→ SHORT EXERCISE: Only the pictures are left out: repeat the rest of the entries exactly.

Start DATASET

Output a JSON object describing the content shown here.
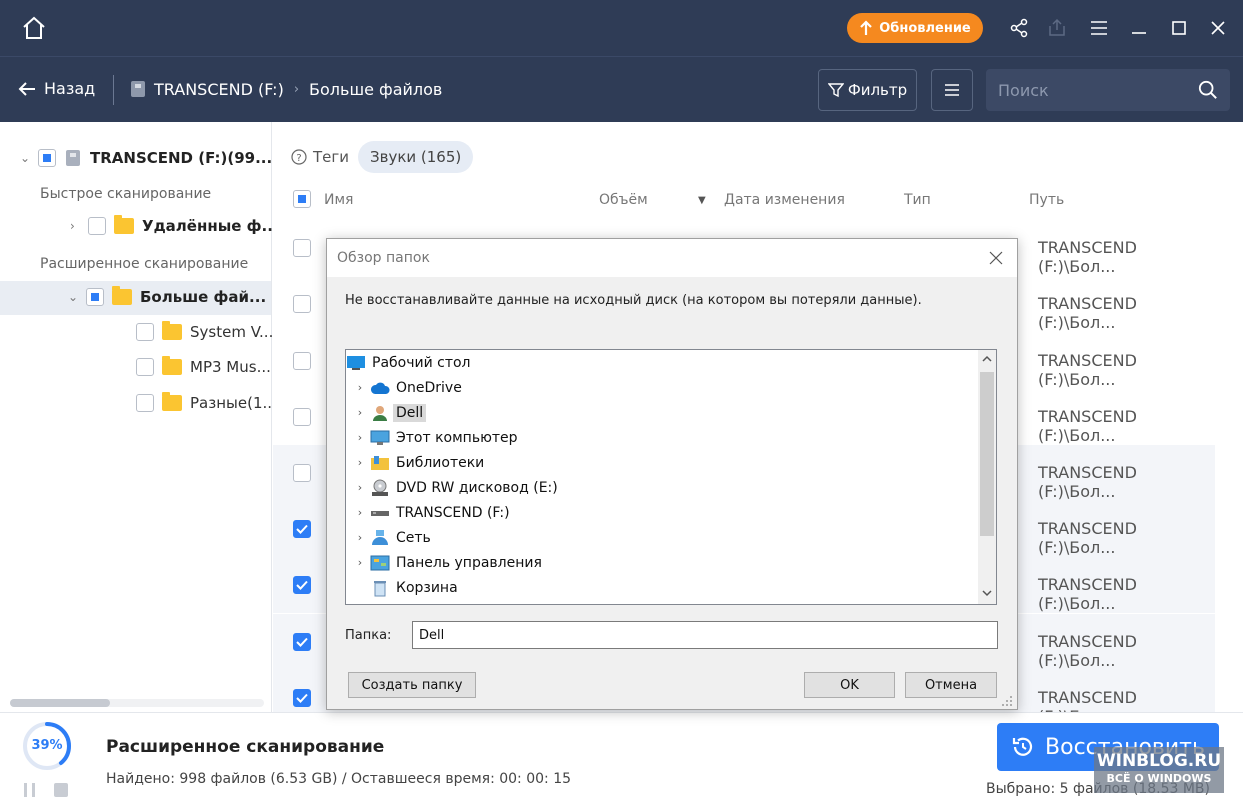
{
  "titlebar": {
    "update_label": "Обновление",
    "icons": [
      "home-icon",
      "share-icon",
      "export-icon",
      "menu-icon",
      "minimize-icon",
      "maximize-icon",
      "close-icon"
    ]
  },
  "navbar": {
    "back_label": "Назад",
    "drive_label": "TRANSCEND (F:)",
    "crumb_label": "Больше файлов",
    "filter_label": "Фильтр",
    "search_placeholder": "Поиск"
  },
  "tree": {
    "root_label": "TRANSCEND (F:)(99...",
    "quick_scan_label": "Быстрое сканирование",
    "deleted_label": "Удалённые ф...",
    "extended_scan_label": "Расширенное сканирование",
    "more_files_label": "Больше фай...",
    "children": [
      {
        "label": "System V..."
      },
      {
        "label": "MP3 Mus..."
      },
      {
        "label": "Разные(1..."
      }
    ]
  },
  "main": {
    "tags_label": "Теги",
    "sounds_chip": "Звуки (165)",
    "columns": {
      "name": "Имя",
      "size": "Объём",
      "date": "Дата изменения",
      "type": "Тип",
      "path": "Путь"
    },
    "rows": [
      {
        "path": "TRANSCEND (F:)\\Бол...",
        "checked": false
      },
      {
        "path": "TRANSCEND (F:)\\Бол...",
        "checked": false
      },
      {
        "path": "TRANSCEND (F:)\\Бол...",
        "checked": false
      },
      {
        "path": "TRANSCEND (F:)\\Бол...",
        "checked": false
      },
      {
        "path": "TRANSCEND (F:)\\Бол...",
        "checked": false
      },
      {
        "path": "TRANSCEND (F:)\\Бол...",
        "checked": true
      },
      {
        "path": "TRANSCEND (F:)\\Бол...",
        "checked": true
      },
      {
        "path": "TRANSCEND (F:)\\Бол...",
        "checked": true
      },
      {
        "path": "TRANSCEND (F:)\\Бол...",
        "checked": true
      }
    ]
  },
  "dialog": {
    "title": "Обзор папок",
    "hint": "Не восстанавливайте данные на исходный диск (на котором вы потеряли данные).",
    "tree_items": [
      {
        "label": "Рабочий стол",
        "icon": "desktop-icon",
        "has_arrow": false,
        "selected": false
      },
      {
        "label": "OneDrive",
        "icon": "cloud-icon",
        "has_arrow": true,
        "selected": false
      },
      {
        "label": "Dell",
        "icon": "user-icon",
        "has_arrow": true,
        "selected": true
      },
      {
        "label": "Этот компьютер",
        "icon": "computer-icon",
        "has_arrow": true,
        "selected": false
      },
      {
        "label": "Библиотеки",
        "icon": "libraries-icon",
        "has_arrow": true,
        "selected": false
      },
      {
        "label": "DVD RW дисковод (E:)",
        "icon": "dvd-icon",
        "has_arrow": true,
        "selected": false
      },
      {
        "label": "TRANSCEND (F:)",
        "icon": "usb-drive-icon",
        "has_arrow": true,
        "selected": false
      },
      {
        "label": "Сеть",
        "icon": "network-icon",
        "has_arrow": true,
        "selected": false
      },
      {
        "label": "Панель управления",
        "icon": "control-panel-icon",
        "has_arrow": true,
        "selected": false
      },
      {
        "label": "Корзина",
        "icon": "recycle-bin-icon",
        "has_arrow": false,
        "selected": false
      }
    ],
    "folder_label": "Папка:",
    "folder_value": "Dell",
    "new_folder_label": "Создать папку",
    "ok_label": "OK",
    "cancel_label": "Отмена"
  },
  "bottom": {
    "progress_text": "39%",
    "progress_value": 39,
    "scan_title": "Расширенное сканирование",
    "scan_info": "Найдено: 998 файлов (6.53 GB) / Оставшееся время: 00: 00: 15",
    "restore_label": "Восстановить",
    "selected_info": "Выбрано: 5 файлов (18.53 MB)",
    "watermark_line1": "WINBLOG.RU",
    "watermark_line2": "ВСЁ О WINDOWS"
  },
  "colors": {
    "header_bg": "#2f3c56",
    "accent": "#2d7df6",
    "update_orange": "#f5891f"
  }
}
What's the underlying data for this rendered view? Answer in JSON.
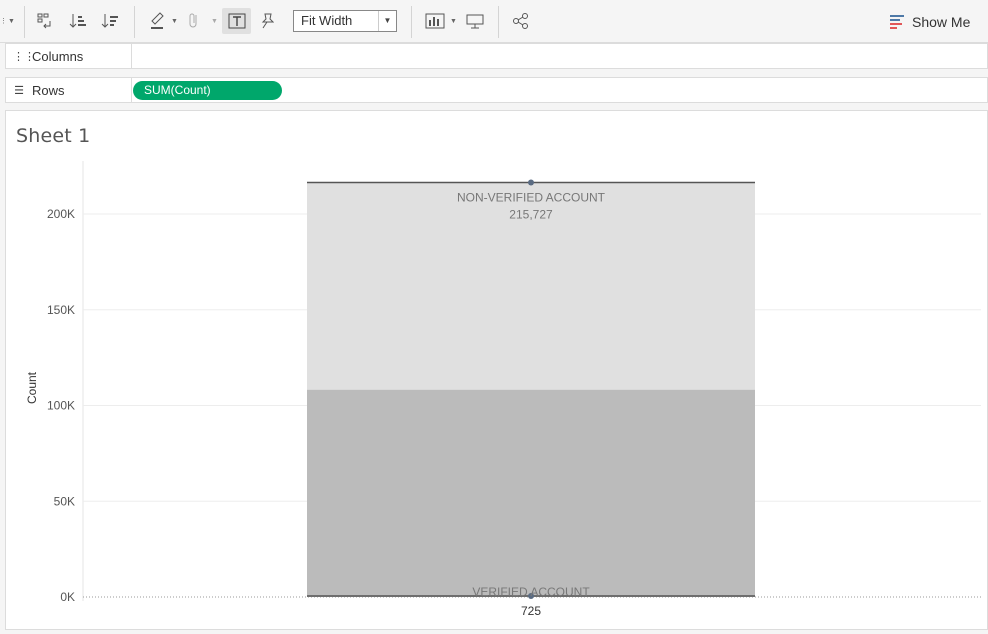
{
  "toolbar": {
    "fit_width": "Fit Width",
    "show_me": "Show Me",
    "icons": [
      "caret-icon",
      "swap-icon",
      "sort-ascending-icon",
      "sort-descending-icon",
      "highlight-icon",
      "paperclip-icon",
      "label-icon",
      "pin-icon",
      "bar-chart-icon",
      "presentation-icon",
      "share-icon",
      "show-me-icon"
    ]
  },
  "shelves": {
    "columns_label": "Columns",
    "rows_label": "Rows",
    "rows_pill": "SUM(Count)"
  },
  "sheet": {
    "title": "Sheet 1"
  },
  "colors": {
    "pill": "#00a76b",
    "bar_top": "#e0e0e0",
    "bar_bottom": "#bbbbbb"
  },
  "chart_data": {
    "type": "bar",
    "stacked": true,
    "ylabel": "Count",
    "ylim": [
      0,
      225000
    ],
    "yticks": [
      0,
      50000,
      100000,
      150000,
      200000
    ],
    "ytick_labels": [
      "0K",
      "50K",
      "100K",
      "150K",
      "200K"
    ],
    "grid": true,
    "series": [
      {
        "name": "VERIFIED ACCOUNT",
        "value": 725,
        "label": "725",
        "color": "#bbbbbb"
      },
      {
        "name": "NON-VERIFIED ACCOUNT",
        "value": 215727,
        "label": "215,727",
        "color": "#e0e0e0"
      }
    ]
  }
}
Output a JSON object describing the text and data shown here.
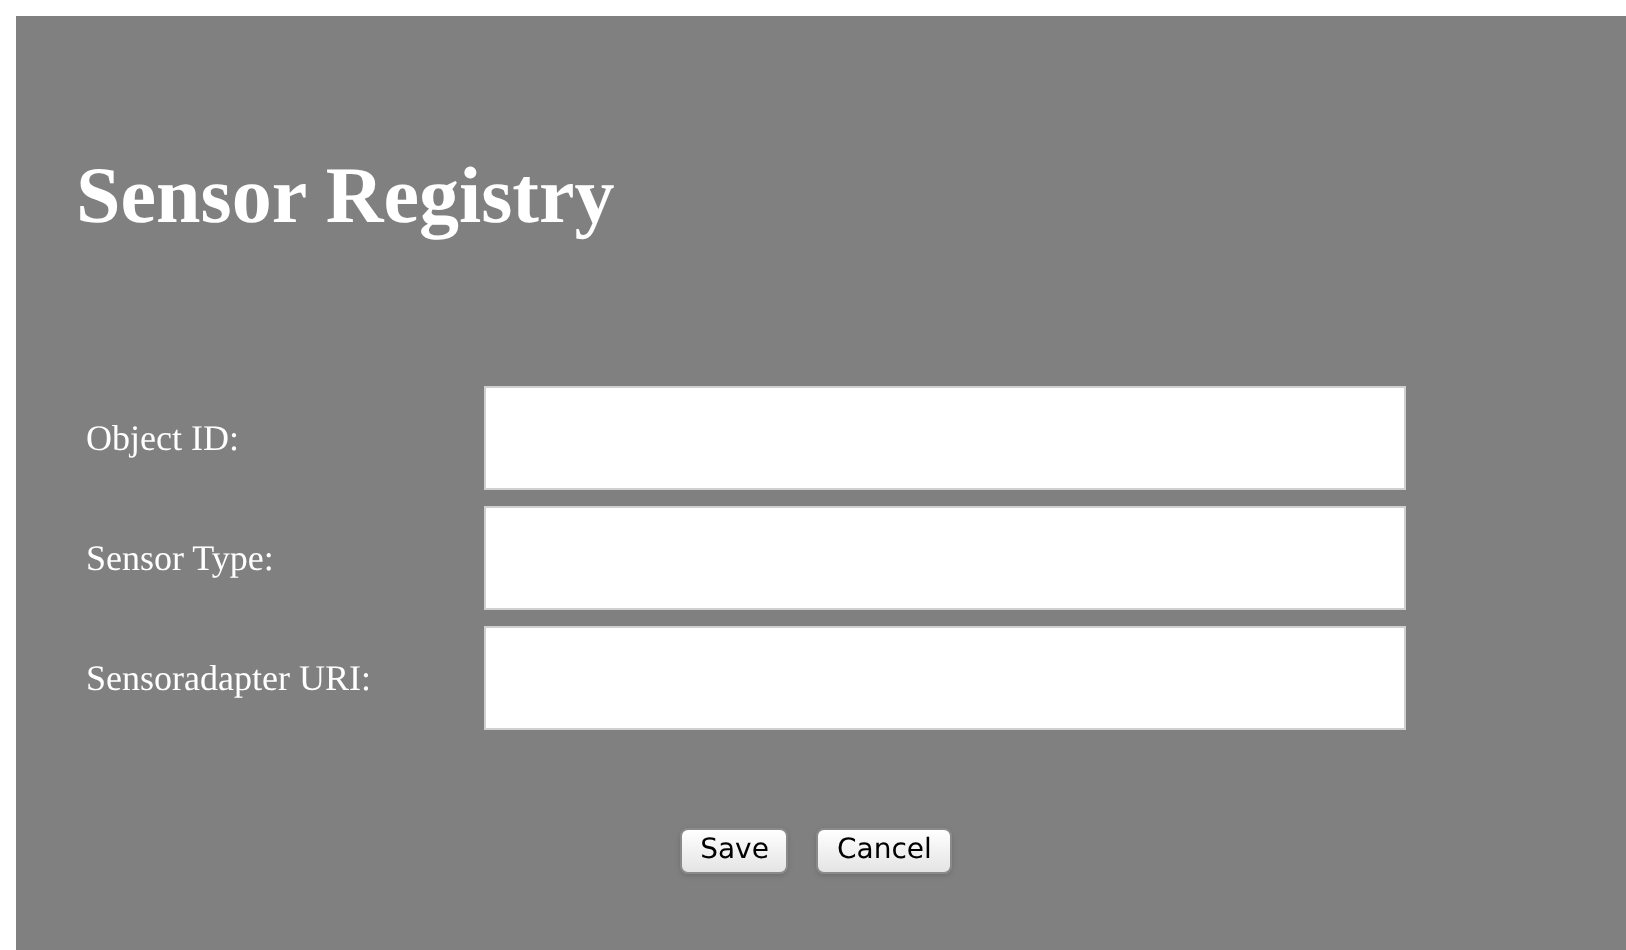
{
  "title": "Sensor Registry",
  "fields": [
    {
      "label": "Object ID:"
    },
    {
      "label": "Sensor Type:"
    },
    {
      "label": "Sensoradapter URI:"
    }
  ],
  "buttons": [
    "Save",
    "Cancel"
  ]
}
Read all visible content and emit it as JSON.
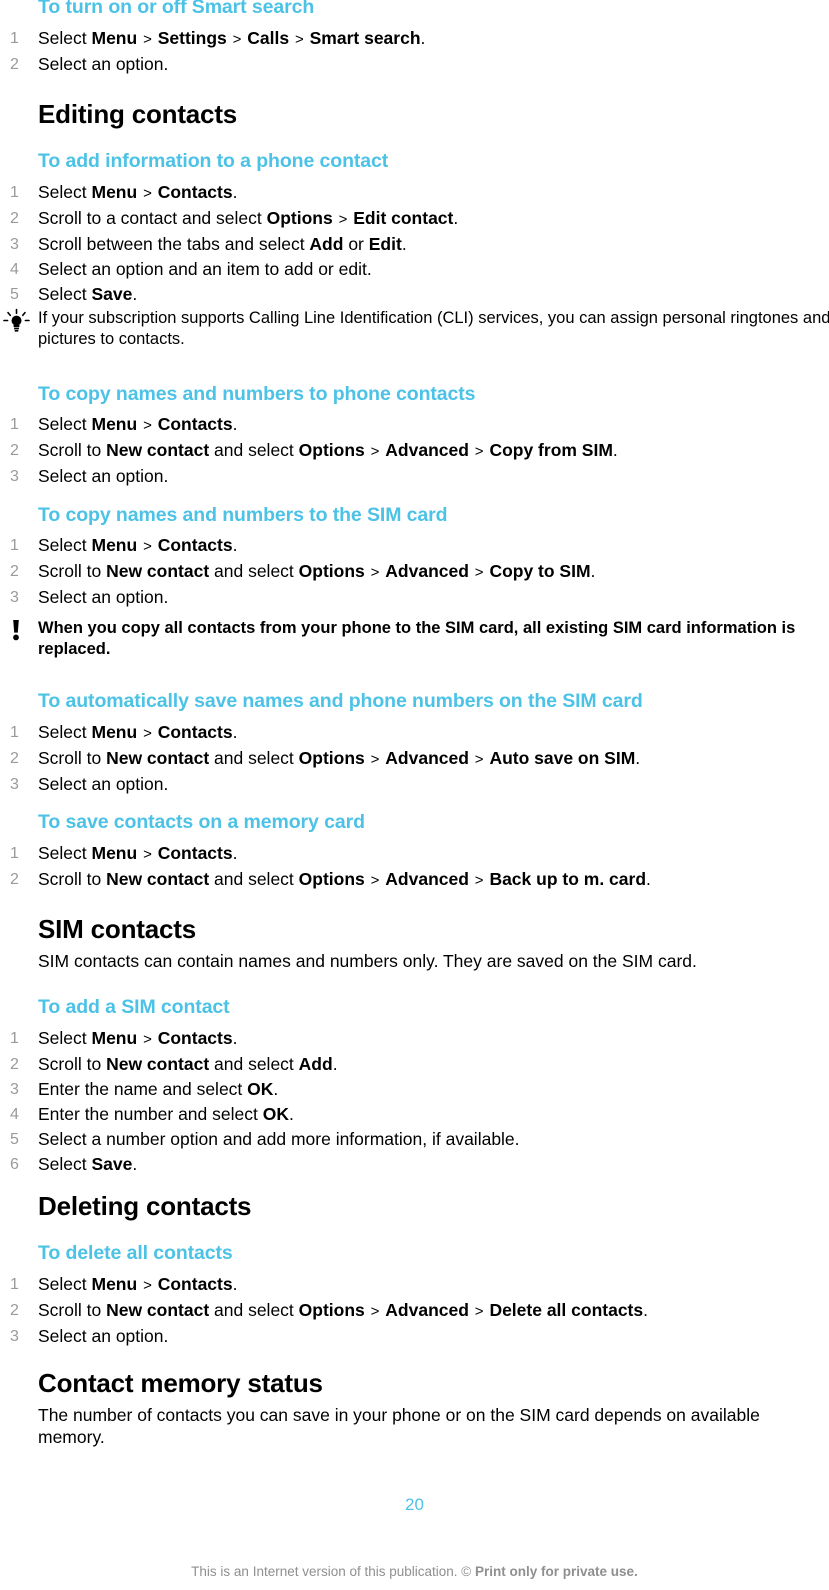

End DATASET

→ TASK RESULT:
Output a JSON object describing the content shown here.
{
  "titlebar": {
    "update_label": "Обновление",
    "icons": [
      "home-icon",
      "share-icon",
      "export-icon",
      "menu-icon",
      "minimize-icon",
      "maximize-icon",
      "close-icon"
    ]
  },
  "navbar": {
    "back_label": "Назад",
    "drive_label": "TRANSCEND (F:)",
    "crumb_label": "Больше файлов",
    "filter_label": "Фильтр",
    "search_placeholder": "Поиск"
  },
  "tree": {
    "root_label": "TRANSCEND (F:)(99...",
    "quick_scan_label": "Быстрое сканирование",
    "deleted_label": "Удалённые ф...",
    "extended_scan_label": "Расширенное сканирование",
    "more_files_label": "Больше фай...",
    "children": [
      {
        "label": "System V..."
      },
      {
        "label": "MP3 Mus..."
      },
      {
        "label": "Разные(1..."
      }
    ]
  },
  "main": {
    "tags_label": "Теги",
    "sounds_chip": "Звуки (165)",
    "columns": {
      "name": "Имя",
      "size": "Объём",
      "date": "Дата изменения",
      "type": "Тип",
      "path": "Путь"
    },
    "rows": [
      {
        "path": "TRANSCEND (F:)\\Бол...",
        "checked": false
      },
      {
        "path": "TRANSCEND (F:)\\Бол...",
        "checked": false
      },
      {
        "path": "TRANSCEND (F:)\\Бол...",
        "checked": false
      },
      {
        "path": "TRANSCEND (F:)\\Бол...",
        "checked": false
      },
      {
        "path": "TRANSCEND (F:)\\Бол...",
        "checked": false
      },
      {
        "path": "TRANSCEND (F:)\\Бол...",
        "checked": true
      },
      {
        "path": "TRANSCEND (F:)\\Бол...",
        "checked": true
      },
      {
        "path": "TRANSCEND (F:)\\Бол...",
        "checked": true
      },
      {
        "path": "TRANSCEND (F:)\\Бол...",
        "checked": true
      }
    ]
  },
  "dialog": {
    "title": "Обзор папок",
    "hint": "Не восстанавливайте данные на исходный диск (на котором вы потеряли данные).",
    "tree_items": [
      {
        "label": "Рабочий стол",
        "icon": "desktop-icon",
        "has_arrow": false,
        "selected": false
      },
      {
        "label": "OneDrive",
        "icon": "cloud-icon",
        "has_arrow": true,
        "selected": false
      },
      {
        "label": "Dell",
        "icon": "user-icon",
        "has_arrow": true,
        "selected": true
      },
      {
        "label": "Этот компьютер",
        "icon": "computer-icon",
        "has_arrow": true,
        "selected": false
      },
      {
        "label": "Библиотеки",
        "icon": "libraries-icon",
        "has_arrow": true,
        "selected": false
      },
      {
        "label": "DVD RW дисковод (E:)",
        "icon": "dvd-icon",
        "has_arrow": true,
        "selected": false
      },
      {
        "label": "TRANSCEND (F:)",
        "icon": "usb-drive-icon",
        "has_arrow": true,
        "selected": false
      },
      {
        "label": "Сеть",
        "icon": "network-icon",
        "has_arrow": true,
        "selected": false
      },
      {
        "label": "Панель управления",
        "icon": "control-panel-icon",
        "has_arrow": true,
        "selected": false
      },
      {
        "label": "Корзина",
        "icon": "recycle-bin-icon",
        "has_arrow": false,
        "selected": false
      }
    ],
    "folder_label": "Папка:",
    "folder_value": "Dell",
    "new_folder_label": "Создать папку",
    "ok_label": "OK",
    "cancel_label": "Отмена"
  },
  "bottom": {
    "progress_text": "39%",
    "progress_value": 39,
    "scan_title": "Расширенное сканирование",
    "scan_info": "Найдено: 998 файлов (6.53 GB) / Оставшееся время: 00: 00: 15",
    "restore_label": "Восстановить",
    "selected_info": "Выбрано: 5 файлов (18.53 MB)",
    "watermark_line1": "WINBLOG.RU",
    "watermark_line2": "ВСЁ О WINDOWS"
  },
  "colors": {
    "header_bg": "#2f3c56",
    "accent": "#2d7df6",
    "update_orange": "#f5891f"
  }
}
What's the underlying data for this rendered view? Answer in JSON.
{
  "toolbar": {
    "fit_width": "Fit Width",
    "show_me": "Show Me",
    "icons": [
      "caret-icon",
      "swap-icon",
      "sort-ascending-icon",
      "sort-descending-icon",
      "highlight-icon",
      "paperclip-icon",
      "label-icon",
      "pin-icon",
      "bar-chart-icon",
      "presentation-icon",
      "share-icon",
      "show-me-icon"
    ]
  },
  "shelves": {
    "columns_label": "Columns",
    "rows_label": "Rows",
    "rows_pill": "SUM(Count)"
  },
  "sheet": {
    "title": "Sheet 1"
  },
  "colors": {
    "pill": "#00a76b",
    "bar_top": "#e0e0e0",
    "bar_bottom": "#bbbbbb"
  },
  "chart_data": {
    "type": "bar",
    "stacked": true,
    "ylabel": "Count",
    "ylim": [
      0,
      225000
    ],
    "yticks": [
      0,
      50000,
      100000,
      150000,
      200000
    ],
    "ytick_labels": [
      "0K",
      "50K",
      "100K",
      "150K",
      "200K"
    ],
    "grid": true,
    "series": [
      {
        "name": "VERIFIED ACCOUNT",
        "value": 725,
        "label": "725",
        "color": "#bbbbbb"
      },
      {
        "name": "NON-VERIFIED ACCOUNT",
        "value": 215727,
        "label": "215,727",
        "color": "#e0e0e0"
      }
    ]
  }
}
Output a JSON object describing the text and data shown here.
{
  "title": "Sensor Registry",
  "fields": [
    {
      "label": "Object ID:"
    },
    {
      "label": "Sensor Type:"
    },
    {
      "label": "Sensoradapter URI:"
    }
  ],
  "buttons": [
    "Save",
    "Cancel"
  ]
}
Read all visible content and emit it as JSON.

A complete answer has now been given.